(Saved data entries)
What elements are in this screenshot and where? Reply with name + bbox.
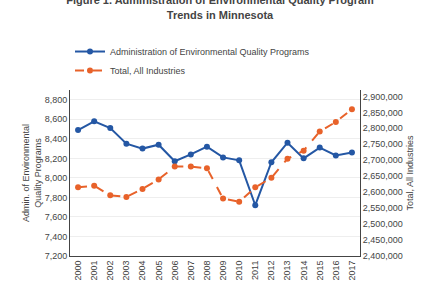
svg-text:Total, All Industries: Total, All Industries (405, 135, 415, 211)
svg-text:8,000: 8,000 (45, 173, 68, 183)
svg-text:2013: 2013 (282, 261, 292, 281)
svg-text:2015: 2015 (315, 261, 325, 281)
svg-text:2005: 2005 (154, 261, 164, 281)
svg-text:Figure 1. Administration of En: Figure 1. Administration of Environmenta… (66, 0, 374, 21)
svg-text:2011: 2011 (250, 261, 260, 280)
svg-text:2,500,000: 2,500,000 (363, 219, 403, 229)
svg-text:2,750,000: 2,750,000 (363, 139, 403, 149)
svg-text:2006: 2006 (170, 261, 180, 281)
svg-text:8,600: 8,600 (45, 114, 68, 124)
svg-text:7,200: 7,200 (45, 251, 68, 261)
svg-text:Admin. of EnvironmentalQuality: Admin. of EnvironmentalQuality Programs (21, 124, 43, 222)
svg-text:2001: 2001 (89, 261, 99, 281)
svg-text:2,650,000: 2,650,000 (363, 171, 403, 181)
svg-text:2002: 2002 (105, 261, 115, 281)
svg-text:7,600: 7,600 (45, 212, 68, 222)
svg-text:2,700,000: 2,700,000 (363, 155, 403, 165)
svg-text:2012: 2012 (266, 261, 276, 281)
svg-text:2017: 2017 (347, 261, 357, 281)
svg-text:2016: 2016 (331, 261, 341, 281)
svg-text:Administration of Environmenta: Administration of Environmental Quality … (110, 47, 310, 57)
svg-text:2,900,000: 2,900,000 (363, 92, 403, 102)
svg-text:7,400: 7,400 (45, 232, 68, 242)
svg-text:2007: 2007 (186, 261, 196, 281)
svg-text:8,800: 8,800 (45, 95, 68, 105)
svg-text:2014: 2014 (299, 261, 309, 281)
svg-text:2000: 2000 (73, 261, 83, 281)
svg-text:2008: 2008 (202, 261, 212, 281)
svg-text:8,200: 8,200 (45, 154, 68, 164)
svg-text:Total, All Industries: Total, All Industries (110, 66, 186, 76)
svg-text:2,550,000: 2,550,000 (363, 203, 403, 213)
svg-text:2,850,000: 2,850,000 (363, 108, 403, 118)
svg-text:2004: 2004 (137, 261, 147, 281)
svg-text:8,400: 8,400 (45, 134, 68, 144)
svg-text:2,800,000: 2,800,000 (363, 123, 403, 133)
svg-text:7,800: 7,800 (45, 193, 68, 203)
svg-text:2,400,000: 2,400,000 (363, 251, 403, 261)
svg-text:2,450,000: 2,450,000 (363, 235, 403, 245)
svg-text:2009: 2009 (218, 261, 228, 281)
svg-text:2003: 2003 (121, 261, 131, 281)
svg-text:2,600,000: 2,600,000 (363, 187, 403, 197)
svg-text:2010: 2010 (234, 261, 244, 281)
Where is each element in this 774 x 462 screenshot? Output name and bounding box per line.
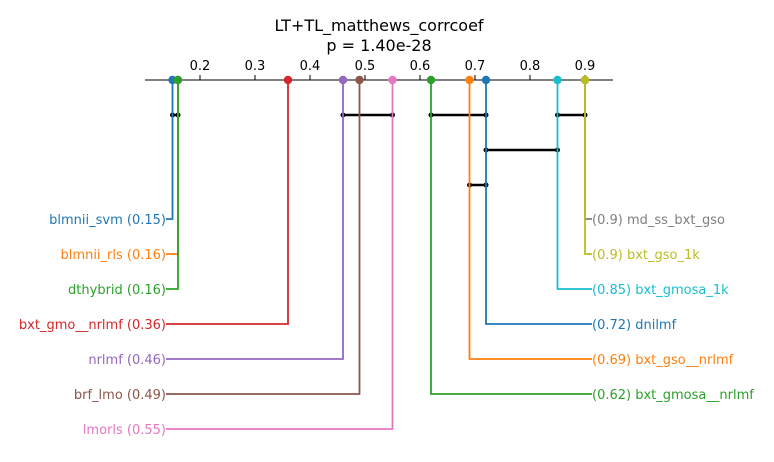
method-line-lmorls: [166, 80, 394, 430]
method-line-brf_lmo: [166, 80, 361, 395]
method-lines: blmnii_svm (0.15) blmnii_rls (0.16) dthybr…: [19, 75, 754, 438]
method-marker-lmorls: [388, 75, 397, 85]
method-line-bxt_gso__nrlmf: [468, 80, 592, 360]
x-tick-label: 0.6: [410, 59, 431, 74]
method-line-blmnii_svm: [166, 80, 174, 220]
method-line-bxt_gmosa__nrlmf: [430, 80, 592, 395]
method-label-bxt_gmo__nrlmf: bxt_gmo__nrlmf (0.36): [19, 318, 166, 333]
x-tick-label: 0.8: [520, 59, 541, 74]
x-tick-label: 0.4: [300, 59, 321, 74]
x-axis-ticks: 0.2 0.3 0.4 0.5 0.6 0.7 0.8 0.9: [190, 59, 596, 80]
method-label-brf_lmo: brf_lmo (0.49): [74, 388, 166, 403]
clique-bars: [170, 112, 588, 188]
method-marker-bxt_gmosa_1k: [553, 75, 562, 85]
method-marker-dthybrid: [173, 75, 183, 85]
method-line-bxt_gmo__nrlmf: [166, 80, 289, 325]
method-marker-bxt_gso__nrlmf: [465, 75, 474, 85]
method-marker-bxt_gso_1k: [580, 75, 590, 85]
method-line-dthybrid: [166, 80, 179, 290]
method-label-md_ss_bxt_gso: (0.9) md_ss_bxt_gso: [592, 213, 725, 228]
method-label-bxt_gso_1k: (0.9) bxt_gso_1k: [592, 248, 700, 263]
method-line-bxt_gmosa_1k: [556, 80, 592, 290]
method-label-blmnii_rls: blmnii_rls (0.16): [61, 248, 166, 263]
method-marker-bxt_gmosa__nrlmf: [426, 75, 436, 85]
method-label-blmnii_svm: blmnii_svm (0.15): [49, 213, 166, 228]
method-marker-bxt_gmo__nrlmf: [283, 75, 293, 85]
method-label-bxt_gmosa__nrlmf: (0.62) bxt_gmosa__nrlmf: [592, 388, 754, 403]
x-tick-label: 0.5: [355, 59, 376, 74]
method-marker-brf_lmo: [355, 75, 364, 85]
chart-subtitle: p = 1.40e-28: [326, 36, 431, 55]
method-line-dnilmf: [485, 80, 592, 325]
method-label-lmorls: lmorls (0.55): [83, 423, 166, 438]
method-label-nrlmf: nrlmf (0.46): [88, 353, 166, 368]
method-marker-nrlmf: [338, 75, 348, 85]
method-label-dnilmf: (0.72) dnilmf: [592, 318, 677, 333]
method-line-md_ss_bxt_gso: [584, 80, 592, 220]
method-label-bxt_gmosa_1k: (0.85) bxt_gmosa_1k: [592, 283, 729, 298]
method-label-dthybrid: dthybrid (0.16): [68, 283, 166, 298]
x-tick-label: 0.2: [190, 59, 211, 74]
method-marker-dnilmf: [481, 75, 491, 85]
method-line-nrlmf: [166, 80, 344, 360]
x-tick-label: 0.3: [245, 59, 266, 74]
x-tick-label: 0.7: [465, 59, 486, 74]
method-line-bxt_gso_1k: [584, 80, 592, 255]
x-tick-label: 0.9: [575, 59, 596, 74]
method-label-bxt_gso__nrlmf: (0.69) bxt_gso__nrlmf: [592, 353, 734, 368]
chart-title: LT+TL_matthews_corrcoef: [274, 16, 483, 36]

> _DIRECTION_: Retype every line of the entries above verbatim, omitting the pictures.

> _SOLUTION_:
What elements are in this screenshot and where? Reply with name + bbox.
svg-text:Total, All Industries: Total, All Industries (405, 135, 415, 211)
svg-text:8,000: 8,000 (45, 173, 68, 183)
svg-text:2013: 2013 (282, 261, 292, 281)
svg-text:2015: 2015 (315, 261, 325, 281)
svg-text:2005: 2005 (154, 261, 164, 281)
svg-text:Figure 1. Administration of En: Figure 1. Administration of Environmenta… (66, 0, 374, 21)
svg-text:2011: 2011 (250, 261, 260, 280)
svg-text:2,500,000: 2,500,000 (363, 219, 403, 229)
svg-text:2,750,000: 2,750,000 (363, 139, 403, 149)
svg-text:2006: 2006 (170, 261, 180, 281)
svg-text:8,600: 8,600 (45, 114, 68, 124)
svg-text:7,200: 7,200 (45, 251, 68, 261)
svg-text:Admin. of EnvironmentalQuality: Admin. of EnvironmentalQuality Programs (21, 124, 43, 222)
svg-text:2001: 2001 (89, 261, 99, 281)
svg-text:2,650,000: 2,650,000 (363, 171, 403, 181)
svg-text:2002: 2002 (105, 261, 115, 281)
svg-text:7,600: 7,600 (45, 212, 68, 222)
svg-text:2,700,000: 2,700,000 (363, 155, 403, 165)
svg-text:2012: 2012 (266, 261, 276, 281)
svg-text:2017: 2017 (347, 261, 357, 281)
svg-text:2016: 2016 (331, 261, 341, 281)
svg-text:Administration of Environmenta: Administration of Environmental Quality … (110, 47, 310, 57)
svg-text:2,900,000: 2,900,000 (363, 92, 403, 102)
svg-text:7,400: 7,400 (45, 232, 68, 242)
svg-text:2007: 2007 (186, 261, 196, 281)
svg-text:8,800: 8,800 (45, 95, 68, 105)
svg-text:2014: 2014 (299, 261, 309, 281)
svg-text:2000: 2000 (73, 261, 83, 281)
svg-text:2008: 2008 (202, 261, 212, 281)
svg-text:8,200: 8,200 (45, 154, 68, 164)
svg-text:Total, All Industries: Total, All Industries (110, 66, 186, 76)
svg-text:2,550,000: 2,550,000 (363, 203, 403, 213)
svg-text:2,850,000: 2,850,000 (363, 108, 403, 118)
svg-text:2004: 2004 (137, 261, 147, 281)
svg-text:8,400: 8,400 (45, 134, 68, 144)
svg-text:2,800,000: 2,800,000 (363, 123, 403, 133)
svg-text:7,800: 7,800 (45, 193, 68, 203)
svg-text:2,400,000: 2,400,000 (363, 251, 403, 261)
svg-text:2,450,000: 2,450,000 (363, 235, 403, 245)
svg-text:2009: 2009 (218, 261, 228, 281)
svg-text:2003: 2003 (121, 261, 131, 281)
svg-text:2,600,000: 2,600,000 (363, 187, 403, 197)
svg-text:2010: 2010 (234, 261, 244, 281)
Where is each element in this 774 x 462 screenshot? Output name and bounding box per line.
method-line-lmorls: [166, 80, 394, 430]
method-line-brf_lmo: [166, 80, 361, 395]
method-lines: blmnii_svm (0.15) blmnii_rls (0.16) dthybr…: [19, 75, 754, 438]
method-marker-lmorls: [388, 75, 397, 85]
method-line-bxt_gso__nrlmf: [468, 80, 592, 360]
x-tick-label: 0.6: [410, 59, 431, 74]
method-line-blmnii_svm: [166, 80, 174, 220]
method-line-bxt_gmosa__nrlmf: [430, 80, 592, 395]
method-label-bxt_gmo__nrlmf: bxt_gmo__nrlmf (0.36): [19, 318, 166, 333]
x-tick-label: 0.8: [520, 59, 541, 74]
x-tick-label: 0.4: [300, 59, 321, 74]
x-axis-ticks: 0.2 0.3 0.4 0.5 0.6 0.7 0.8 0.9: [190, 59, 596, 80]
method-label-brf_lmo: brf_lmo (0.49): [74, 388, 166, 403]
clique-bars: [170, 112, 588, 188]
method-marker-bxt_gmosa_1k: [553, 75, 562, 85]
method-marker-dthybrid: [173, 75, 183, 85]
method-line-bxt_gmo__nrlmf: [166, 80, 289, 325]
method-marker-bxt_gso__nrlmf: [465, 75, 474, 85]
method-marker-bxt_gso_1k: [580, 75, 590, 85]
method-line-dthybrid: [166, 80, 179, 290]
method-label-md_ss_bxt_gso: (0.9) md_ss_bxt_gso: [592, 213, 725, 228]
method-label-bxt_gso_1k: (0.9) bxt_gso_1k: [592, 248, 700, 263]
method-line-bxt_gmosa_1k: [556, 80, 592, 290]
method-label-blmnii_rls: blmnii_rls (0.16): [61, 248, 166, 263]
method-marker-bxt_gmosa__nrlmf: [426, 75, 436, 85]
method-label-blmnii_svm: blmnii_svm (0.15): [49, 213, 166, 228]
method-marker-bxt_gmo__nrlmf: [283, 75, 293, 85]
method-label-bxt_gmosa__nrlmf: (0.62) bxt_gmosa__nrlmf: [592, 388, 754, 403]
x-tick-label: 0.5: [355, 59, 376, 74]
method-marker-brf_lmo: [355, 75, 364, 85]
chart-subtitle: p = 1.40e-28: [326, 36, 431, 55]
method-line-dnilmf: [485, 80, 592, 325]
method-label-lmorls: lmorls (0.55): [83, 423, 166, 438]
method-label-nrlmf: nrlmf (0.46): [88, 353, 166, 368]
method-marker-nrlmf: [338, 75, 348, 85]
method-label-dnilmf: (0.72) dnilmf: [592, 318, 677, 333]
method-line-md_ss_bxt_gso: [584, 80, 592, 220]
method-label-bxt_gmosa_1k: (0.85) bxt_gmosa_1k: [592, 283, 729, 298]
method-label-dthybrid: dthybrid (0.16): [68, 283, 166, 298]
x-tick-label: 0.2: [190, 59, 211, 74]
method-marker-dnilmf: [481, 75, 491, 85]
method-line-nrlmf: [166, 80, 344, 360]
x-tick-label: 0.3: [245, 59, 266, 74]
x-tick-label: 0.7: [465, 59, 486, 74]
method-line-bxt_gso_1k: [584, 80, 592, 255]
x-tick-label: 0.9: [575, 59, 596, 74]
method-label-bxt_gso__nrlmf: (0.69) bxt_gso__nrlmf: [592, 353, 734, 368]
chart-title: LT+TL_matthews_corrcoef: [274, 16, 483, 36]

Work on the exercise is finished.